:: PROBLEM TO SOLVE ::
Render part of the data below as a JSON list of strings, one string per line, with blank lines left out. Begin at the line that contains "44, 233, 578]" and stop after the line that contains "imos-watermark: ©IMOS 03-Aug-2017".

:: DATA FOR THIS EXERCISE ::
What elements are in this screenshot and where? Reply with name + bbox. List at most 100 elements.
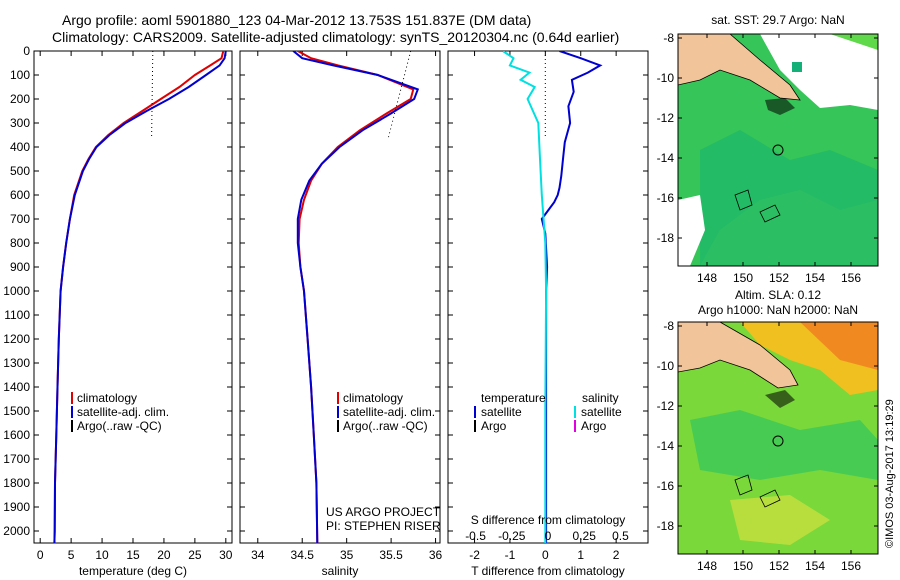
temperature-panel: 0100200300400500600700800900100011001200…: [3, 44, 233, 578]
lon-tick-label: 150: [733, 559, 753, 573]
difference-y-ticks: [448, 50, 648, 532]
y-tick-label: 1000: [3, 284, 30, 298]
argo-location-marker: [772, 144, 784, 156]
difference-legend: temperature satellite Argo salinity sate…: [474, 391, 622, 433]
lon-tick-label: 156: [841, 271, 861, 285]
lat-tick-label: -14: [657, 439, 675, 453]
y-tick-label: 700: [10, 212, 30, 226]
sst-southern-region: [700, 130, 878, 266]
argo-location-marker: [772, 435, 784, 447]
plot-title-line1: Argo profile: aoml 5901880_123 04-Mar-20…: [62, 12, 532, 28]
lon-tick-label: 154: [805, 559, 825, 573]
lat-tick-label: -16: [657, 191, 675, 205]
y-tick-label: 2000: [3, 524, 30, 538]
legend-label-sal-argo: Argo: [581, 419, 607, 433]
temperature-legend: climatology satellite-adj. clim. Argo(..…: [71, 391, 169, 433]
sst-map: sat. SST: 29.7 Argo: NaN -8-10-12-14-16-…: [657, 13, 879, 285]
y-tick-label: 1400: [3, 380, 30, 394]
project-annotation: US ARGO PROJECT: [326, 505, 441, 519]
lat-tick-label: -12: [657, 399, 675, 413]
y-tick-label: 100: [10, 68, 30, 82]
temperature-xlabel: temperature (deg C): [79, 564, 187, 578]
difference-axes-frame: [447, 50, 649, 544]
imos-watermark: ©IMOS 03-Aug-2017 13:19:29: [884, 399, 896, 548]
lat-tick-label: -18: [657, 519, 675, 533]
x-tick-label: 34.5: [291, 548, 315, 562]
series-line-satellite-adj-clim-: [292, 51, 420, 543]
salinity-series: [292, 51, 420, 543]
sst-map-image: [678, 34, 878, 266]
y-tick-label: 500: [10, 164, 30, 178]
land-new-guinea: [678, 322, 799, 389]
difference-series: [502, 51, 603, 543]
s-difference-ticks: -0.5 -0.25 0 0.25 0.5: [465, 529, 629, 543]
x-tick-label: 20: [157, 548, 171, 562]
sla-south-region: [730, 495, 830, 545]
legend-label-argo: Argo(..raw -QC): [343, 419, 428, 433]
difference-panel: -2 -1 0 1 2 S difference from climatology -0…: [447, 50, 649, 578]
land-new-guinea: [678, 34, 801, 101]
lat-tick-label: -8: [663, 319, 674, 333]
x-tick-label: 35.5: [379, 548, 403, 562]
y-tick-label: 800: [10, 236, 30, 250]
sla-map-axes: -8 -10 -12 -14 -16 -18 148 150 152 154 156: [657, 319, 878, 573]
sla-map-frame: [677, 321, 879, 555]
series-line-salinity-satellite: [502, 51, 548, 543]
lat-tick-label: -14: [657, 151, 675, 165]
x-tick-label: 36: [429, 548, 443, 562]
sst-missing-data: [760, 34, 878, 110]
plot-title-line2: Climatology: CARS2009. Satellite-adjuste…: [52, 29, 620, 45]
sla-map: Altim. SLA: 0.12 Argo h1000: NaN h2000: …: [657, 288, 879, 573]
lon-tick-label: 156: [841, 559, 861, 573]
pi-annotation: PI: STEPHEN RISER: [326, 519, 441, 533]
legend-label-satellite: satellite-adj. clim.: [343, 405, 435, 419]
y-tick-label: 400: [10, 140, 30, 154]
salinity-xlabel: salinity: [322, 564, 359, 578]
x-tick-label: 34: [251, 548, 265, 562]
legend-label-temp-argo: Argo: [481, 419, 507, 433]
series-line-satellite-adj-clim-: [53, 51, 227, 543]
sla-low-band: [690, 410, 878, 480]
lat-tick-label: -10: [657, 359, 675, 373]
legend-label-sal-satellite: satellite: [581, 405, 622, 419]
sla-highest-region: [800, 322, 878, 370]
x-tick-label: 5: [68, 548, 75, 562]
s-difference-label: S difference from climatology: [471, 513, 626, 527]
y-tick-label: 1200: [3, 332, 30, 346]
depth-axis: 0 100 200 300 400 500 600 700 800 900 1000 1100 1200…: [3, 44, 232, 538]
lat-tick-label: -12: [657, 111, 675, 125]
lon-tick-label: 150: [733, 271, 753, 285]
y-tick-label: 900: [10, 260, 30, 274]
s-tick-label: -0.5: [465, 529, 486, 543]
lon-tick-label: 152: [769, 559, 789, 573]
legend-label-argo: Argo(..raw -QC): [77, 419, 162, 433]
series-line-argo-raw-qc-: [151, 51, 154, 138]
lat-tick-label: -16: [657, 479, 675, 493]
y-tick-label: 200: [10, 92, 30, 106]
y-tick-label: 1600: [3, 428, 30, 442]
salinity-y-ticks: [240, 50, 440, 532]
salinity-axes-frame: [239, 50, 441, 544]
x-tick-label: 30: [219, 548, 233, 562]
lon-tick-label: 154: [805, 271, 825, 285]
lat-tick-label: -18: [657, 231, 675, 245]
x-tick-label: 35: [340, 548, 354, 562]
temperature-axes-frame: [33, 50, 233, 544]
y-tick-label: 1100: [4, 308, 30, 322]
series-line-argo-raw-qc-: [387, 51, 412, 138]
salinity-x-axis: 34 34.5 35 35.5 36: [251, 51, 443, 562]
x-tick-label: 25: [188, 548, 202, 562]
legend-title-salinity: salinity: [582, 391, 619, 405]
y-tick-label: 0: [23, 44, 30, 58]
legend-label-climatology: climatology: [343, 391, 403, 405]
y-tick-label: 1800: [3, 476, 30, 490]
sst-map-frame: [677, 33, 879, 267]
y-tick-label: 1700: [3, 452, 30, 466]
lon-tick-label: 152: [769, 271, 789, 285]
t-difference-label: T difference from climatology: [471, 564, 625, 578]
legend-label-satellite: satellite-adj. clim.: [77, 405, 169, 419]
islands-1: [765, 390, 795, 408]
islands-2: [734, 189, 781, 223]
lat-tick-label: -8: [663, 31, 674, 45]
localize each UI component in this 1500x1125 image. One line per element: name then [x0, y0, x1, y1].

...

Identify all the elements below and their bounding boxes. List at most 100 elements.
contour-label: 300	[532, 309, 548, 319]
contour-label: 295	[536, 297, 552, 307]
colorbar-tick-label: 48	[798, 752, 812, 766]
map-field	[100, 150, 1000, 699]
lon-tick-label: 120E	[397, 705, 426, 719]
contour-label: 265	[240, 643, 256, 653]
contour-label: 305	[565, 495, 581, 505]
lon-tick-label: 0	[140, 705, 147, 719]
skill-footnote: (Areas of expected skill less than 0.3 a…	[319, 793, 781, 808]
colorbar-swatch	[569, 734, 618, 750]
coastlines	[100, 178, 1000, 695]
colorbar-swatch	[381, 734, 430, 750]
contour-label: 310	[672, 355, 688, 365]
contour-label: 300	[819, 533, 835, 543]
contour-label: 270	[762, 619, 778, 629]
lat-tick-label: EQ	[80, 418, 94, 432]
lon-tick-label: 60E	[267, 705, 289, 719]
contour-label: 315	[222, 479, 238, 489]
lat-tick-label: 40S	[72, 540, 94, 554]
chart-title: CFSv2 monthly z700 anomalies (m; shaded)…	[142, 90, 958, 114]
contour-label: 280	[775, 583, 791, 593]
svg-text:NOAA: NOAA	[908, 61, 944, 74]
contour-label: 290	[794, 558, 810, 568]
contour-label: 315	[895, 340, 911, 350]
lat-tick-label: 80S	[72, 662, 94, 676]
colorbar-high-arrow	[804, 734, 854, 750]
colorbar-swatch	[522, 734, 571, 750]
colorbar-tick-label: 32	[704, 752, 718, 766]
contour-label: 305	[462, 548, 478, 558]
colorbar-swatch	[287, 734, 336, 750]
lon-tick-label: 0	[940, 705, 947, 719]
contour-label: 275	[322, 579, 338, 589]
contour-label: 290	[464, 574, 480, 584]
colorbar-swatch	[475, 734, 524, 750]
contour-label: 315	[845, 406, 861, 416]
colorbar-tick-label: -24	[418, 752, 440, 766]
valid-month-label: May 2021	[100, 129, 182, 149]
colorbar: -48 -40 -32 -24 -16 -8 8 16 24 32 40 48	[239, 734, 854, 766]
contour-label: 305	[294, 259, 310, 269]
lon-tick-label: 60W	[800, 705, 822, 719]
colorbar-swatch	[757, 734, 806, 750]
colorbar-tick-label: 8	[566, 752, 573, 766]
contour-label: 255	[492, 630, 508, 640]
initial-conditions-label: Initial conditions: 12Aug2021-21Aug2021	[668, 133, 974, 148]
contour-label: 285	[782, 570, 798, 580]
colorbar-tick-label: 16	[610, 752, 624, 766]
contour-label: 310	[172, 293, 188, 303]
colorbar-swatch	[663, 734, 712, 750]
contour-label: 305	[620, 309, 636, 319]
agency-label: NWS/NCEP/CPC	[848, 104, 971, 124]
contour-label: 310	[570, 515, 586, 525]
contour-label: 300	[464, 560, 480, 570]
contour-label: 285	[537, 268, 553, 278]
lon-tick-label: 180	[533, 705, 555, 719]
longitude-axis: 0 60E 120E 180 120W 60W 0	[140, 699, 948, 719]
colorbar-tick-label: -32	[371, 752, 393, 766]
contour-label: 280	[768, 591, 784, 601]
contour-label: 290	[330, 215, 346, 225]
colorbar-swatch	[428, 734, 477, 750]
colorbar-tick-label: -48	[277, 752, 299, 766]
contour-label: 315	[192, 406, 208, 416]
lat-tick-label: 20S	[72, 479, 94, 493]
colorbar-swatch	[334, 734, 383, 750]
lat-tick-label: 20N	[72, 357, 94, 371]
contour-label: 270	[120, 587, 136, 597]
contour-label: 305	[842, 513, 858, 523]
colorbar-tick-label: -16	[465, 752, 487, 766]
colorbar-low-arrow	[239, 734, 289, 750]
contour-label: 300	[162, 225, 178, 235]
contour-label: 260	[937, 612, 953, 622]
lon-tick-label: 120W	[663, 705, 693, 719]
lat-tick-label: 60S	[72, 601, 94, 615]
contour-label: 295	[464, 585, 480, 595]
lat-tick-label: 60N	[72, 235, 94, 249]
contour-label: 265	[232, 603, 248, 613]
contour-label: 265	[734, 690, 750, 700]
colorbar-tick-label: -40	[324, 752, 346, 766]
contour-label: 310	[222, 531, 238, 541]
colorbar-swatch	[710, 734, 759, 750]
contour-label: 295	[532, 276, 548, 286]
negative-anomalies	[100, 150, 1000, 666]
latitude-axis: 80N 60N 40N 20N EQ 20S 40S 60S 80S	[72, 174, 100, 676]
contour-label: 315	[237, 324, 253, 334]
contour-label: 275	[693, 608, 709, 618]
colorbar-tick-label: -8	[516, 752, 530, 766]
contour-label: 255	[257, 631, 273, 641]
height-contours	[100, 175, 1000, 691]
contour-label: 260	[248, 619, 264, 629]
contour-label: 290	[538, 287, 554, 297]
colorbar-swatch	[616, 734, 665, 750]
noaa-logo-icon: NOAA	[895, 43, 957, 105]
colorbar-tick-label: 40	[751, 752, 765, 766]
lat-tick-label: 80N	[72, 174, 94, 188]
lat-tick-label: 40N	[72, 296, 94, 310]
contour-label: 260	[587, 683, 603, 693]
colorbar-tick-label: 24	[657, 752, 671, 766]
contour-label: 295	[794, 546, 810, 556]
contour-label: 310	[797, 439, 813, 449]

:: EXERCISE RESULT ::
[
  "temperature-panel: 0100200300400500600700800900100011001200…: [3, 44, 233, 578]",
  "lon-tick-label: 150: [733, 559, 753, 573]",
  "difference-y-ticks: [448, 50, 648, 532]",
  "y-tick-label: 1000: [3, 284, 30, 298]",
  "argo-location-marker: [772, 144, 784, 156]",
  "difference-legend: temperature satellite Argo salinity sate…: [474, 391, 622, 433]",
  "lon-tick-label: 156: [841, 271, 861, 285]",
  "lat-tick-label: -14: [657, 439, 675, 453]",
  "y-tick-label: 700: [10, 212, 30, 226]",
  "sst-southern-region: [700, 130, 878, 266]",
  "argo-location-marker: [772, 435, 784, 447]",
  "plot-title-line1: Argo profile: aoml 5901880_123 04-Mar-20…: [62, 12, 532, 28]",
  "lon-tick-label: 154: [805, 559, 825, 573]",
  "lat-tick-label: -16: [657, 191, 675, 205]",
  "y-tick-label: 2000: [3, 524, 30, 538]",
  "legend-label-sal-argo: Argo: [581, 419, 607, 433]",
  "temperature-legend: climatology satellite-adj. clim. Argo(..…: [71, 391, 169, 433]",
  "sst-map: sat. SST: 29.7 Argo: NaN -8-10-12-14-16-…: [657, 13, 879, 285]",
  "y-tick-label: 1400: [3, 380, 30, 394]",
  "project-annotation: US ARGO PROJECT: [326, 505, 441, 519]",
  "lat-tick-label: -12: [657, 399, 675, 413]",
  "y-tick-label: 100: [10, 68, 30, 82]",
  "temperature-xlabel: temperature (deg C): [79, 564, 187, 578]",
  "difference-axes-frame: [447, 50, 649, 544]",
  "imos-watermark: ©IMOS 03-Aug-2017 13:19:29: [884, 399, 896, 548]"
]